— Start of ROWS —

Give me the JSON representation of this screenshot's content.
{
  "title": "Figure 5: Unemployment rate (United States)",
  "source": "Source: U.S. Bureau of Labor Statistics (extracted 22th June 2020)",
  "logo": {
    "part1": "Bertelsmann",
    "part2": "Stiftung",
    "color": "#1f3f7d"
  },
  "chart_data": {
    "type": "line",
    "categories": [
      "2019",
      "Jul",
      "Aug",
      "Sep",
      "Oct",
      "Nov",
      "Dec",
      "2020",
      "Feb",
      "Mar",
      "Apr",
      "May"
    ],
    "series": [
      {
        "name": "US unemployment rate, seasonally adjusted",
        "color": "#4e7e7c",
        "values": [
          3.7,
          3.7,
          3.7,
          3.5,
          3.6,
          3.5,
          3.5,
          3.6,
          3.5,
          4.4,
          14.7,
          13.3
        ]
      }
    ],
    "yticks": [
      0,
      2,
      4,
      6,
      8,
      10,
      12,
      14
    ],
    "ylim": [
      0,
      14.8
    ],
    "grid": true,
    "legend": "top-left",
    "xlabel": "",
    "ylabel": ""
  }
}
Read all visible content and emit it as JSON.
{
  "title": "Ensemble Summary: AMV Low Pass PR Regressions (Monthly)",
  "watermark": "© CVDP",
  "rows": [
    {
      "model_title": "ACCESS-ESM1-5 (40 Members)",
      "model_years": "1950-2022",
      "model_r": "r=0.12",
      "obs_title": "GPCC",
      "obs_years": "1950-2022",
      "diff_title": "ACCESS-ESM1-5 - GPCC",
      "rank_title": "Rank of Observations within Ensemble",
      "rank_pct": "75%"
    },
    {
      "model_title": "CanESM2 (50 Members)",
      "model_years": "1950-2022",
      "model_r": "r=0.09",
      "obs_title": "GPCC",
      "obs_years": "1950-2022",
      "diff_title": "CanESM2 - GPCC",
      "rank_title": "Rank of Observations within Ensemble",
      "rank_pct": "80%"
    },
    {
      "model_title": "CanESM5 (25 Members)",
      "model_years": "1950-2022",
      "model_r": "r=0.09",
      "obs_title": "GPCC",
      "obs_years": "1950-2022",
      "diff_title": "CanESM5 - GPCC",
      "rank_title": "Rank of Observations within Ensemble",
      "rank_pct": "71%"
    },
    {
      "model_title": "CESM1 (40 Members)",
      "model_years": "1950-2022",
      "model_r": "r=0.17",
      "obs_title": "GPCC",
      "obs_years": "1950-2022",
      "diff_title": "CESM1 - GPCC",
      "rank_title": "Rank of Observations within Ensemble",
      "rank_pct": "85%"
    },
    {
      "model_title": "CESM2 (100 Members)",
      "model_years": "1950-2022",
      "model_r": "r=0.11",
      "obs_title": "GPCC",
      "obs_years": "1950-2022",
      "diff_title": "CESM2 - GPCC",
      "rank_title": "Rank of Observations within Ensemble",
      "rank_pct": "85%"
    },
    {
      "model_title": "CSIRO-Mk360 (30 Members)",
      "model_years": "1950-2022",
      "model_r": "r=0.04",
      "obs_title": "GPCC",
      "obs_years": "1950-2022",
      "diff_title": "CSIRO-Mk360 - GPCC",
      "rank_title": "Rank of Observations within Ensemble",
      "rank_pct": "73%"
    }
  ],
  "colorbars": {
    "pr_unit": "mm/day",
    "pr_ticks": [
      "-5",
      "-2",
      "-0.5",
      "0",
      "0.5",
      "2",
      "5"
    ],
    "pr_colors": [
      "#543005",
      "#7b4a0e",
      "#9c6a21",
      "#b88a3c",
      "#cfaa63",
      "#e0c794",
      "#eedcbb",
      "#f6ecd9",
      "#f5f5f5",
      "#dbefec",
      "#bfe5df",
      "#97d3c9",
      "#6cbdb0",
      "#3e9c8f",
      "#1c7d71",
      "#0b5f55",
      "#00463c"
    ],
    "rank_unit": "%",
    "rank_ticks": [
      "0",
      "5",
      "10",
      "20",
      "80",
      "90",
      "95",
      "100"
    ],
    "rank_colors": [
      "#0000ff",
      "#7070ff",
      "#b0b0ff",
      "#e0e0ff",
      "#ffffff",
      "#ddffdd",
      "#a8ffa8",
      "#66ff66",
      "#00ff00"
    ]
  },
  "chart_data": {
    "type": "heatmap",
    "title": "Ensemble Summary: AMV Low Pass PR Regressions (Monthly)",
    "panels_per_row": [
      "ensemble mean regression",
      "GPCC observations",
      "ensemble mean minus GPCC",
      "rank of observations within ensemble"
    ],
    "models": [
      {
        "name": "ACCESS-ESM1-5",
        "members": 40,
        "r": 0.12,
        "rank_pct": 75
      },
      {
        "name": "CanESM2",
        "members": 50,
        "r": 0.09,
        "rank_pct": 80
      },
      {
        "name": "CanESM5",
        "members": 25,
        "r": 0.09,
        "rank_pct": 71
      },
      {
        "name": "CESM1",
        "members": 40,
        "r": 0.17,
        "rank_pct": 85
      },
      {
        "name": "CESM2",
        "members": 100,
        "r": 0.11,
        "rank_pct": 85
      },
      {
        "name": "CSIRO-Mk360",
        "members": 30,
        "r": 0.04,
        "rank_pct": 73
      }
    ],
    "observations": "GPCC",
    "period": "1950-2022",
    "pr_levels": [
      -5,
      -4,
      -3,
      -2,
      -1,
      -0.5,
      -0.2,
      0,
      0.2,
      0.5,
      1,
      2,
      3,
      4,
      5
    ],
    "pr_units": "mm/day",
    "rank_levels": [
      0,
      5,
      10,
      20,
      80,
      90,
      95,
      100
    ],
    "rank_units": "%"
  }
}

— End of ROWS —

Restate the data above word for word, please.

FINISHED TASK.
Give me the JSON representation of this screenshot's content.
{
  "title": "Figure 5: Unemployment rate (United States)",
  "source": "Source: U.S. Bureau of Labor Statistics (extracted 22th June 2020)",
  "logo": {
    "part1": "Bertelsmann",
    "part2": "Stiftung",
    "color": "#1f3f7d"
  },
  "chart_data": {
    "type": "line",
    "categories": [
      "2019",
      "Jul",
      "Aug",
      "Sep",
      "Oct",
      "Nov",
      "Dec",
      "2020",
      "Feb",
      "Mar",
      "Apr",
      "May"
    ],
    "series": [
      {
        "name": "US unemployment rate, seasonally adjusted",
        "color": "#4e7e7c",
        "values": [
          3.7,
          3.7,
          3.7,
          3.5,
          3.6,
          3.5,
          3.5,
          3.6,
          3.5,
          4.4,
          14.7,
          13.3
        ]
      }
    ],
    "yticks": [
      0,
      2,
      4,
      6,
      8,
      10,
      12,
      14
    ],
    "ylim": [
      0,
      14.8
    ],
    "grid": true,
    "legend": "top-left",
    "xlabel": "",
    "ylabel": ""
  }
}
Read all visible content and emit it as JSON.
{
  "title": "Ensemble Summary: AMV Low Pass PR Regressions (Monthly)",
  "watermark": "© CVDP",
  "rows": [
    {
      "model_title": "ACCESS-ESM1-5 (40 Members)",
      "model_years": "1950-2022",
      "model_r": "r=0.12",
      "obs_title": "GPCC",
      "obs_years": "1950-2022",
      "diff_title": "ACCESS-ESM1-5 - GPCC",
      "rank_title": "Rank of Observations within Ensemble",
      "rank_pct": "75%"
    },
    {
      "model_title": "CanESM2 (50 Members)",
      "model_years": "1950-2022",
      "model_r": "r=0.09",
      "obs_title": "GPCC",
      "obs_years": "1950-2022",
      "diff_title": "CanESM2 - GPCC",
      "rank_title": "Rank of Observations within Ensemble",
      "rank_pct": "80%"
    },
    {
      "model_title": "CanESM5 (25 Members)",
      "model_years": "1950-2022",
      "model_r": "r=0.09",
      "obs_title": "GPCC",
      "obs_years": "1950-2022",
      "diff_title": "CanESM5 - GPCC",
      "rank_title": "Rank of Observations within Ensemble",
      "rank_pct": "71%"
    },
    {
      "model_title": "CESM1 (40 Members)",
      "model_years": "1950-2022",
      "model_r": "r=0.17",
      "obs_title": "GPCC",
      "obs_years": "1950-2022",
      "diff_title": "CESM1 - GPCC",
      "rank_title": "Rank of Observations within Ensemble",
      "rank_pct": "85%"
    },
    {
      "model_title": "CESM2 (100 Members)",
      "model_years": "1950-2022",
      "model_r": "r=0.11",
      "obs_title": "GPCC",
      "obs_years": "1950-2022",
      "diff_title": "CESM2 - GPCC",
      "rank_title": "Rank of Observations within Ensemble",
      "rank_pct": "85%"
    },
    {
      "model_title": "CSIRO-Mk360 (30 Members)",
      "model_years": "1950-2022",
      "model_r": "r=0.04",
      "obs_title": "GPCC",
      "obs_years": "1950-2022",
      "diff_title": "CSIRO-Mk360 - GPCC",
      "rank_title": "Rank of Observations within Ensemble",
      "rank_pct": "73%"
    }
  ],
  "colorbars": {
    "pr_unit": "mm/day",
    "pr_ticks": [
      "-5",
      "-2",
      "-0.5",
      "0",
      "0.5",
      "2",
      "5"
    ],
    "pr_colors": [
      "#543005",
      "#7b4a0e",
      "#9c6a21",
      "#b88a3c",
      "#cfaa63",
      "#e0c794",
      "#eedcbb",
      "#f6ecd9",
      "#f5f5f5",
      "#dbefec",
      "#bfe5df",
      "#97d3c9",
      "#6cbdb0",
      "#3e9c8f",
      "#1c7d71",
      "#0b5f55",
      "#00463c"
    ],
    "rank_unit": "%",
    "rank_ticks": [
      "0",
      "5",
      "10",
      "20",
      "80",
      "90",
      "95",
      "100"
    ],
    "rank_colors": [
      "#0000ff",
      "#7070ff",
      "#b0b0ff",
      "#e0e0ff",
      "#ffffff",
      "#ddffdd",
      "#a8ffa8",
      "#66ff66",
      "#00ff00"
    ]
  },
  "chart_data": {
    "type": "heatmap",
    "title": "Ensemble Summary: AMV Low Pass PR Regressions (Monthly)",
    "panels_per_row": [
      "ensemble mean regression",
      "GPCC observations",
      "ensemble mean minus GPCC",
      "rank of observations within ensemble"
    ],
    "models": [
      {
        "name": "ACCESS-ESM1-5",
        "members": 40,
        "r": 0.12,
        "rank_pct": 75
      },
      {
        "name": "CanESM2",
        "members": 50,
        "r": 0.09,
        "rank_pct": 80
      },
      {
        "name": "CanESM5",
        "members": 25,
        "r": 0.09,
        "rank_pct": 71
      },
      {
        "name": "CESM1",
        "members": 40,
        "r": 0.17,
        "rank_pct": 85
      },
      {
        "name": "CESM2",
        "members": 100,
        "r": 0.11,
        "rank_pct": 85
      },
      {
        "name": "CSIRO-Mk360",
        "members": 30,
        "r": 0.04,
        "rank_pct": 73
      }
    ],
    "observations": "GPCC",
    "period": "1950-2022",
    "pr_levels": [
      -5,
      -4,
      -3,
      -2,
      -1,
      -0.5,
      -0.2,
      0,
      0.2,
      0.5,
      1,
      2,
      3,
      4,
      5
    ],
    "pr_units": "mm/day",
    "rank_levels": [
      0,
      5,
      10,
      20,
      80,
      90,
      95,
      100
    ],
    "rank_units": "%"
  }
}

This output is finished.